WHAT THE TASK ASKS: Report only the number of lines that hold the word "milieu".

--- START OF ENTRIES SUPPLIED ---

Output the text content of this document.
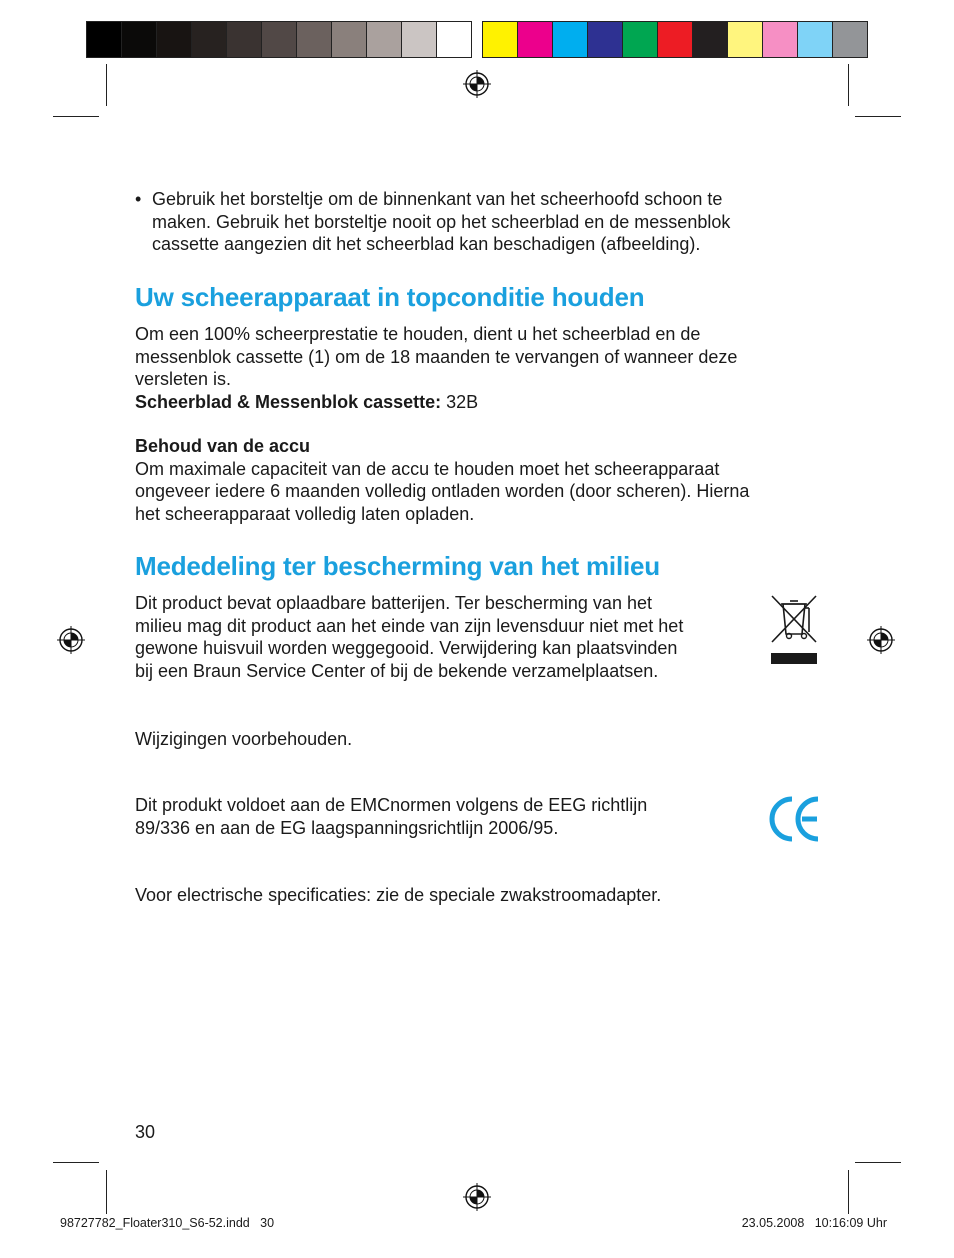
• Gebruik het borsteltje om de binnenkant van het scheerhoofd schoon te
maken. Gebruik het borsteltje nooit op het scheerblad en de messenblok
cassette aangezien dit het scheerblad kan beschadigen (afbeelding).
Uw scheerapparaat in topconditie houden
Om een 100% scheerprestatie te houden, dient u het scheerblad en de
messenblok cassette (1) om de 18 maanden te vervangen of wanneer deze
versleten is.
Scheerblad & Messenblok cassette: 32B
Behoud van de accu
Om maximale capaciteit van de accu te houden moet het scheerapparaat
ongeveer iedere 6 maanden volledig ontladen worden (door scheren). Hierna
het scheerapparaat volledig laten opladen.
Mededeling ter bescherming van het milieu
Dit product bevat oplaadbare batterijen. Ter bescherming van het
milieu mag dit product aan het einde van zijn levensduur niet met het
gewone huisvuil worden weggegooid. Verwijdering kan plaatsvinden
bij een Braun Service Center of bij de bekende verzamelplaatsen.
Wijzigingen voorbehouden.
Dit produkt voldoet aan de EMCnormen volgens de EEG richtlijn
89/336 en aan de EG laagspanningsrichtlijn 2006/95.
Voor electrische specificaties: zie de speciale zwakstroomadapter.
30
98727782_Floater310_S6-52.indd   30	23.05.2008   10:16:09 Uhr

--- END OF ENTRIES SUPPLIED ---

CORRECT RESULT: 2